-- start ITEMS --

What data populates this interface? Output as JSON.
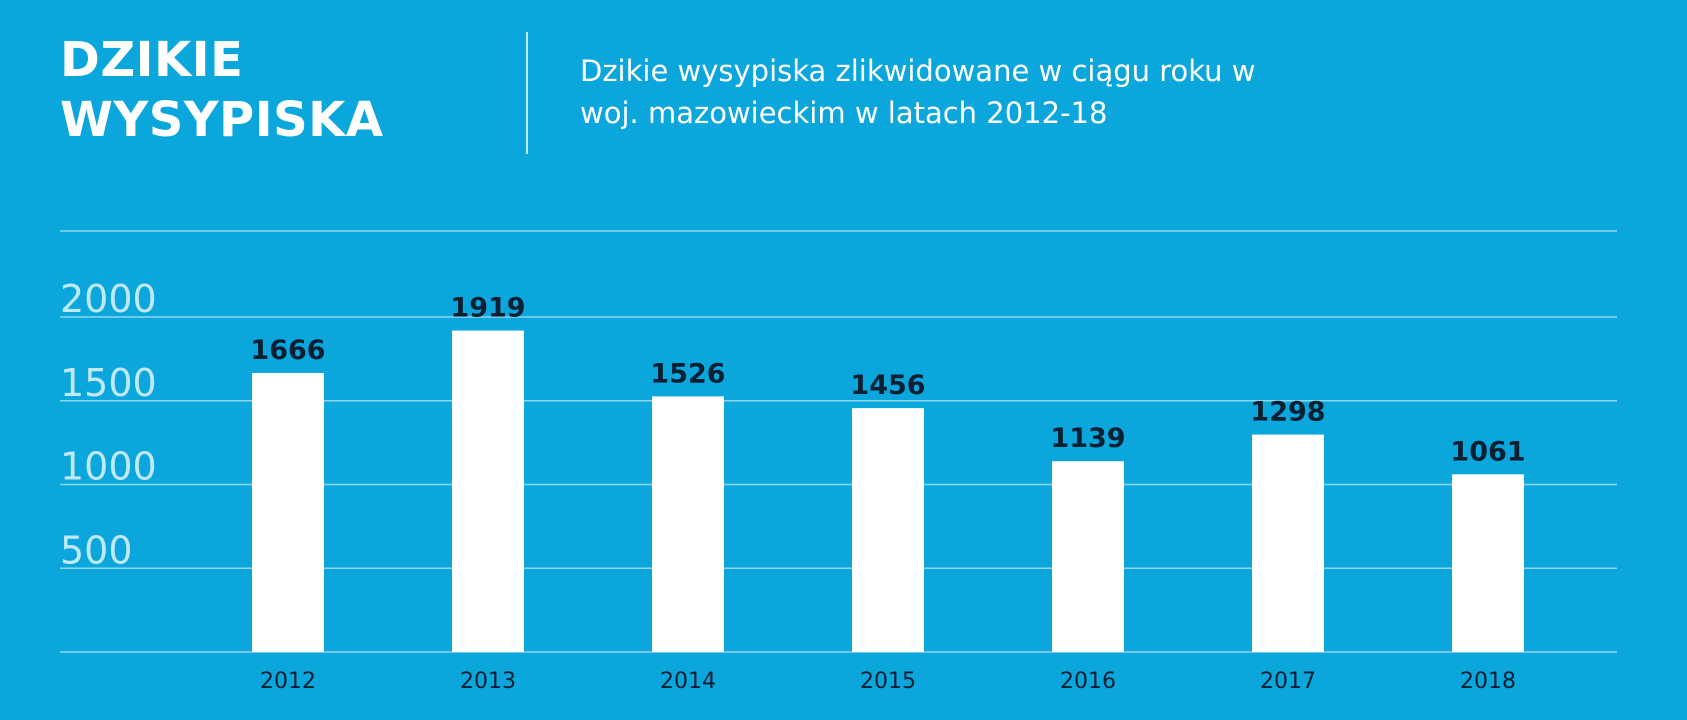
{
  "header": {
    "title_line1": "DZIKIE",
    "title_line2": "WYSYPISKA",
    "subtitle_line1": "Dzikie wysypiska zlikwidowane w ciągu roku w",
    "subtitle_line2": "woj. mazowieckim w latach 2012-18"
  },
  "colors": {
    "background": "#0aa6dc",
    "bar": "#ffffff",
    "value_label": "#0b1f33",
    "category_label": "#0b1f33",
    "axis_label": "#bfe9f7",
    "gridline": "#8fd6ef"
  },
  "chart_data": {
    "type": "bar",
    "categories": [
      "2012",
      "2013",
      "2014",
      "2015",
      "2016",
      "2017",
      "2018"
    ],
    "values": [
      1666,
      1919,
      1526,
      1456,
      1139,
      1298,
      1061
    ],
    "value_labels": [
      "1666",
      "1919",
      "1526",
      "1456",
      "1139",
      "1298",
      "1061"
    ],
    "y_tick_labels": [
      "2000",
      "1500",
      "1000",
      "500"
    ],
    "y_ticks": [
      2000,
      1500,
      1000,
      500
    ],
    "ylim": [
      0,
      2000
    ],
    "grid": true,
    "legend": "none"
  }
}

-- end ITEMS --
-- start ITEMS --

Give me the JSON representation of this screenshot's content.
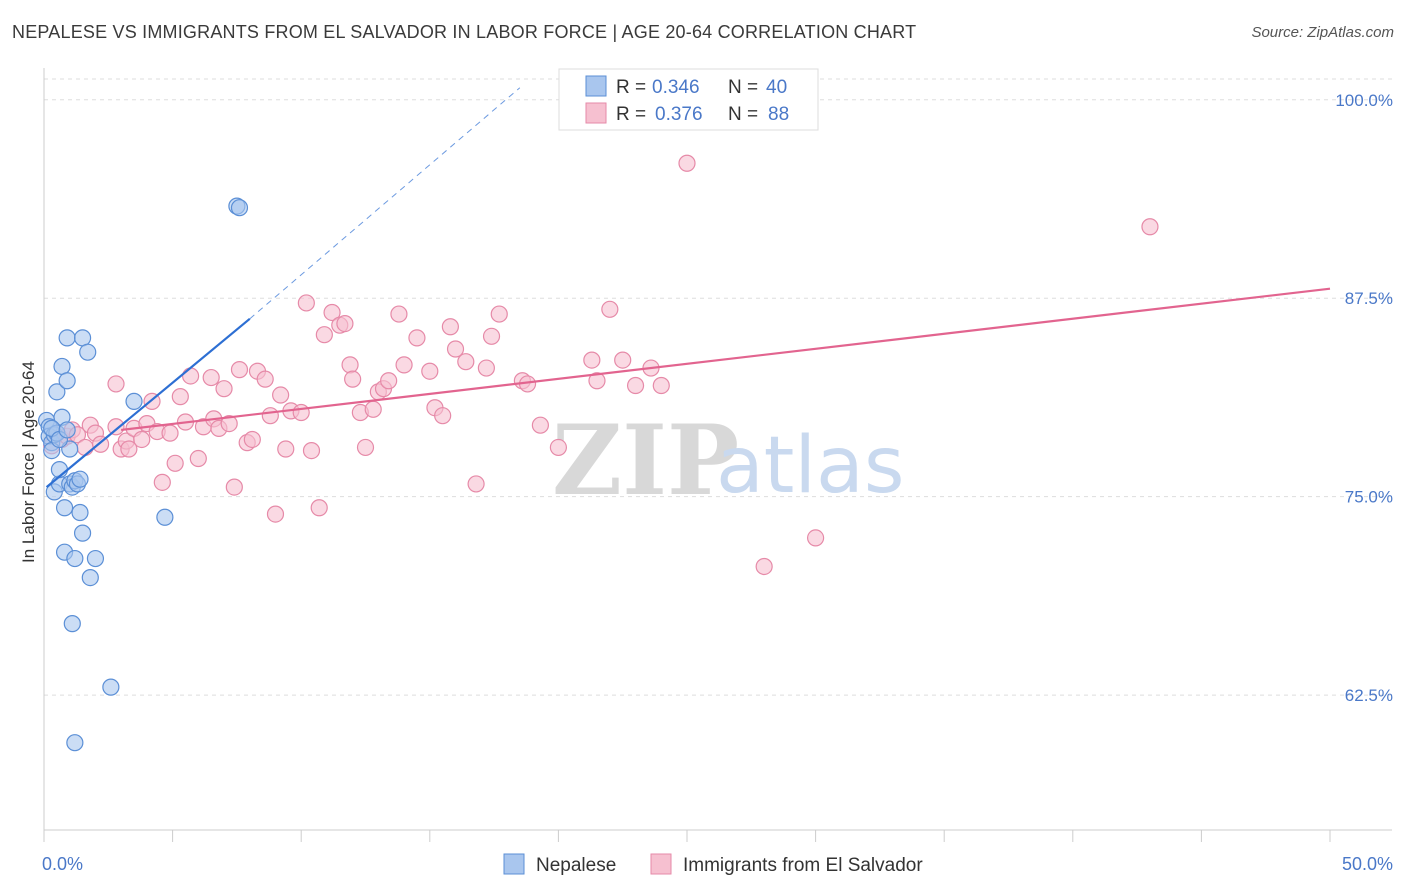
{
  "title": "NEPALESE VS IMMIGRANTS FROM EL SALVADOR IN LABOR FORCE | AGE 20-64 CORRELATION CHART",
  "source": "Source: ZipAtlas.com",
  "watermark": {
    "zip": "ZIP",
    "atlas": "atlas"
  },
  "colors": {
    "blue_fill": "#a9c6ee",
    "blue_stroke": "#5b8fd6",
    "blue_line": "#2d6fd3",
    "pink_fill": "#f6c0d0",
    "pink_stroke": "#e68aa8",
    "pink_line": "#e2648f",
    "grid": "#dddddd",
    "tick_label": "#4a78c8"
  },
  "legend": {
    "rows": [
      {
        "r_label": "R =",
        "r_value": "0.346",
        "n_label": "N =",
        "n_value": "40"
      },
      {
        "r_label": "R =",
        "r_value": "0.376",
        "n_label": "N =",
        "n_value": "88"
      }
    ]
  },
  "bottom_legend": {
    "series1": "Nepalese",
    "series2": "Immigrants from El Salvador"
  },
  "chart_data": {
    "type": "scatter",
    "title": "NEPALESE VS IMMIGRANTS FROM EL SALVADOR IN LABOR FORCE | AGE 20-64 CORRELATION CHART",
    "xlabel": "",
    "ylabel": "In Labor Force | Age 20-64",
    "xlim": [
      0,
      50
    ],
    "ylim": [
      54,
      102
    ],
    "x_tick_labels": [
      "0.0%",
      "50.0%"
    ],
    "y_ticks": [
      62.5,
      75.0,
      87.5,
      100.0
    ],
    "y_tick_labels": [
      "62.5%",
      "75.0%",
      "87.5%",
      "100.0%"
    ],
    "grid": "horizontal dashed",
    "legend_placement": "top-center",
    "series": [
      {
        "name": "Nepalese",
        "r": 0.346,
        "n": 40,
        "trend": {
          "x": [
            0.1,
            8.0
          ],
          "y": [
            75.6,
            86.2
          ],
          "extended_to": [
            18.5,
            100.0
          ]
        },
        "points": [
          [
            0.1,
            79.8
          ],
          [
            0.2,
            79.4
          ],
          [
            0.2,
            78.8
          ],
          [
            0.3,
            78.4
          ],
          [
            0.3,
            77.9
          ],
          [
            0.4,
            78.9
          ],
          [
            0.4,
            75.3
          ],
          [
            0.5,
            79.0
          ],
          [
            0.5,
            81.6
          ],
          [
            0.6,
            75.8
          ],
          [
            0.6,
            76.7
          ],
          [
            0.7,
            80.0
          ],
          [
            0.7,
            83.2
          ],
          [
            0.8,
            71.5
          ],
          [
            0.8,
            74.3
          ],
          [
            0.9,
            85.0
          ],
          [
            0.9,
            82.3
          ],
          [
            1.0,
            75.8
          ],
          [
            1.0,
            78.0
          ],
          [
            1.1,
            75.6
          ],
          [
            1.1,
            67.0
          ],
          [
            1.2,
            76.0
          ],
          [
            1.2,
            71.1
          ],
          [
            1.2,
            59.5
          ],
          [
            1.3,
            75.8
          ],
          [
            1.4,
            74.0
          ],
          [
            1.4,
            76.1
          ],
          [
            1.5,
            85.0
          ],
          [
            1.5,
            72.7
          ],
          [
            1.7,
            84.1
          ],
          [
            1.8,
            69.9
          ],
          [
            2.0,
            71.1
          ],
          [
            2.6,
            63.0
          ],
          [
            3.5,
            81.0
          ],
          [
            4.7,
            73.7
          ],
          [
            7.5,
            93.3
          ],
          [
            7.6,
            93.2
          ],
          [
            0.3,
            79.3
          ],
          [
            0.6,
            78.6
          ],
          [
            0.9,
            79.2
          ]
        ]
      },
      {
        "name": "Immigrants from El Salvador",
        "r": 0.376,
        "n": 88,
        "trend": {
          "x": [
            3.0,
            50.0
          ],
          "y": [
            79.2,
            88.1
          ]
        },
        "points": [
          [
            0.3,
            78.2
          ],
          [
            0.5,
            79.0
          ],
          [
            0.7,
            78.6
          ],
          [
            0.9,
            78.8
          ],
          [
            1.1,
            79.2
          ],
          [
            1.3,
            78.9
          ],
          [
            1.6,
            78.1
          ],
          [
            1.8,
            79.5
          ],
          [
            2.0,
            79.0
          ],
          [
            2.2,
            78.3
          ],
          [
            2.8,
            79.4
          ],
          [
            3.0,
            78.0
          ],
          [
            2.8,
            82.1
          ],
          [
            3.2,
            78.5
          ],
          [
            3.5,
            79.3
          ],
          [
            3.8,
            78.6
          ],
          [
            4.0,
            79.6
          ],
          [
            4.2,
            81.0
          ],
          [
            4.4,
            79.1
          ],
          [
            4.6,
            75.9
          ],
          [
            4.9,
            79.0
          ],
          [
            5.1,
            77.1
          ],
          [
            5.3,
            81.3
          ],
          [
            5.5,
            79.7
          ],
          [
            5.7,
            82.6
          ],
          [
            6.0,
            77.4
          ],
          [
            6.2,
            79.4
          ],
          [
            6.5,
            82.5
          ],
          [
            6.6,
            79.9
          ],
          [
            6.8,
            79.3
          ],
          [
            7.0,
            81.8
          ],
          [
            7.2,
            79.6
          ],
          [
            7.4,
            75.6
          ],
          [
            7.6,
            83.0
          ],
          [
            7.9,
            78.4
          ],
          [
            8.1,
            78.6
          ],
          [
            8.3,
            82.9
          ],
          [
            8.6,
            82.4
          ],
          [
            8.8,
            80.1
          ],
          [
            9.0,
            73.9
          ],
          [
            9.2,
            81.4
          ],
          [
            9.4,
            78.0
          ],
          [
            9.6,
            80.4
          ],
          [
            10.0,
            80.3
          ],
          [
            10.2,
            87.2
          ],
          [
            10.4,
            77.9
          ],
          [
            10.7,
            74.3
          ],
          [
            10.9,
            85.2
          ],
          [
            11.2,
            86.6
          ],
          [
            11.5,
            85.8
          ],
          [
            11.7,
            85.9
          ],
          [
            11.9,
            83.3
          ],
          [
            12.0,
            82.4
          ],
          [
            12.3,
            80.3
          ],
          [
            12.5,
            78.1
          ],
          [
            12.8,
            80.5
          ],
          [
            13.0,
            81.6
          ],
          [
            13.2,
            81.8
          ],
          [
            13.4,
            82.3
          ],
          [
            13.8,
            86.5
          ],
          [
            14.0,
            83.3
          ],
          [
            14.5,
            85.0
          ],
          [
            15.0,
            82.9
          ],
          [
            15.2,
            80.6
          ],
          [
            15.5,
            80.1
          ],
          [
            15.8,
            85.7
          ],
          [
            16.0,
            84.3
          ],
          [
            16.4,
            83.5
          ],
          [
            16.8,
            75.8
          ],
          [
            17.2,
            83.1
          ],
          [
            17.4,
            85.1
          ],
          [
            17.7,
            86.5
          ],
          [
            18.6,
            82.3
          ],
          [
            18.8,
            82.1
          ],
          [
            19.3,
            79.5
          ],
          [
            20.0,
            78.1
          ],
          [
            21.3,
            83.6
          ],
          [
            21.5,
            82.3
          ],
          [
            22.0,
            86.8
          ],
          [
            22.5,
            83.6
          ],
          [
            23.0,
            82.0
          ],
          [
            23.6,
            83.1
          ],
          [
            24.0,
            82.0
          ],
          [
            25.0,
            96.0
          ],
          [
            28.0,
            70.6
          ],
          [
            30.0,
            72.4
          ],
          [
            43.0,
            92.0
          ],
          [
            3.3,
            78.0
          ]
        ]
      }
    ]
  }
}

-- end ITEMS --

» **PROBLEM DESCRIPTION**: Search the entries for the word "name" and gather every line where it appears.

» **RESPONSE**:
        "name": "Nepalese",
        "name": "Immigrants from El Salvador",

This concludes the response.